--- Record extracts ---
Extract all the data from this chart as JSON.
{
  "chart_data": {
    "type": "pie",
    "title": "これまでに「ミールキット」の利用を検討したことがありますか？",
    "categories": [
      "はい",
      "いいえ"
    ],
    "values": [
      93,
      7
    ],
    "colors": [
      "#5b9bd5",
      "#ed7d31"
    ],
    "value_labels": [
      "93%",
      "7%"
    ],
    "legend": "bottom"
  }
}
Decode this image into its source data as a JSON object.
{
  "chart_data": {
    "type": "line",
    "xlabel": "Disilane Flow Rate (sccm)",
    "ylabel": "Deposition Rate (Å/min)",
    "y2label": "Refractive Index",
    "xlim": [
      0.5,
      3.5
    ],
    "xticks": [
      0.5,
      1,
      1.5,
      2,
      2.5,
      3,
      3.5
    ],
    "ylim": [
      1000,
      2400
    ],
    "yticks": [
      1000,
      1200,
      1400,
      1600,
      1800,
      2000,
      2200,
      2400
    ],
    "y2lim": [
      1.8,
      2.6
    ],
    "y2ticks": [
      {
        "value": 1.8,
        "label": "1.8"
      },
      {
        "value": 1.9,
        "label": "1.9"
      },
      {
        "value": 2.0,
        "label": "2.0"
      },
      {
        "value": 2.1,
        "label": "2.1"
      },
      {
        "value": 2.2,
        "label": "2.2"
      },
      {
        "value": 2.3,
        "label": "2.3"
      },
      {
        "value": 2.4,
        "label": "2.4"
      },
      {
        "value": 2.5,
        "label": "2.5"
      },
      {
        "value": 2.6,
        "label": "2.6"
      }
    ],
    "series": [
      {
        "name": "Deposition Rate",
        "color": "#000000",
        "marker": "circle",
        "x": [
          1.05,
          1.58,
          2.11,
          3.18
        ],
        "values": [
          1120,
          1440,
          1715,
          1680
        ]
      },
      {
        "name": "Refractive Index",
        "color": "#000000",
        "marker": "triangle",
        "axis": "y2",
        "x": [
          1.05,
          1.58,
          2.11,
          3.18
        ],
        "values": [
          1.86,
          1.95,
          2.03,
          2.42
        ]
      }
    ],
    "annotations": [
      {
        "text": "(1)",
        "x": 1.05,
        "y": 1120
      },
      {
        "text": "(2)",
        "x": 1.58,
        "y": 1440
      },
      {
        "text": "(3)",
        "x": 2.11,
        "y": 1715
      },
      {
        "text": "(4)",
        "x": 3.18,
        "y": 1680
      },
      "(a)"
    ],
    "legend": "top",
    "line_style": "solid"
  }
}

--- Exercise ---
Set down the entries verbatim, leaving none out.

--- Answer for the task ---
Extract all the data from this chart as JSON.
{
  "chart_data": {
    "type": "pie",
    "title": "これまでに「ミールキット」の利用を検討したことがありますか？",
    "categories": [
      "はい",
      "いいえ"
    ],
    "values": [
      93,
      7
    ],
    "colors": [
      "#5b9bd5",
      "#ed7d31"
    ],
    "value_labels": [
      "93%",
      "7%"
    ],
    "legend": "bottom"
  }
}
Decode this image into its source data as a JSON object.
{
  "chart_data": {
    "type": "line",
    "xlabel": "Disilane Flow Rate (sccm)",
    "ylabel": "Deposition Rate (Å/min)",
    "y2label": "Refractive Index",
    "xlim": [
      0.5,
      3.5
    ],
    "xticks": [
      0.5,
      1,
      1.5,
      2,
      2.5,
      3,
      3.5
    ],
    "ylim": [
      1000,
      2400
    ],
    "yticks": [
      1000,
      1200,
      1400,
      1600,
      1800,
      2000,
      2200,
      2400
    ],
    "y2lim": [
      1.8,
      2.6
    ],
    "y2ticks": [
      {
        "value": 1.8,
        "label": "1.8"
      },
      {
        "value": 1.9,
        "label": "1.9"
      },
      {
        "value": 2.0,
        "label": "2.0"
      },
      {
        "value": 2.1,
        "label": "2.1"
      },
      {
        "value": 2.2,
        "label": "2.2"
      },
      {
        "value": 2.3,
        "label": "2.3"
      },
      {
        "value": 2.4,
        "label": "2.4"
      },
      {
        "value": 2.5,
        "label": "2.5"
      },
      {
        "value": 2.6,
        "label": "2.6"
      }
    ],
    "series": [
      {
        "name": "Deposition Rate",
        "color": "#000000",
        "marker": "circle",
        "x": [
          1.05,
          1.58,
          2.11,
          3.18
        ],
        "values": [
          1120,
          1440,
          1715,
          1680
        ]
      },
      {
        "name": "Refractive Index",
        "color": "#000000",
        "marker": "triangle",
        "axis": "y2",
        "x": [
          1.05,
          1.58,
          2.11,
          3.18
        ],
        "values": [
          1.86,
          1.95,
          2.03,
          2.42
        ]
      }
    ],
    "annotations": [
      {
        "text": "(1)",
        "x": 1.05,
        "y": 1120
      },
      {
        "text": "(2)",
        "x": 1.58,
        "y": 1440
      },
      {
        "text": "(3)",
        "x": 2.11,
        "y": 1715
      },
      {
        "text": "(4)",
        "x": 3.18,
        "y": 1680
      },
      "(a)"
    ],
    "legend": "top",
    "line_style": "solid"
  }
}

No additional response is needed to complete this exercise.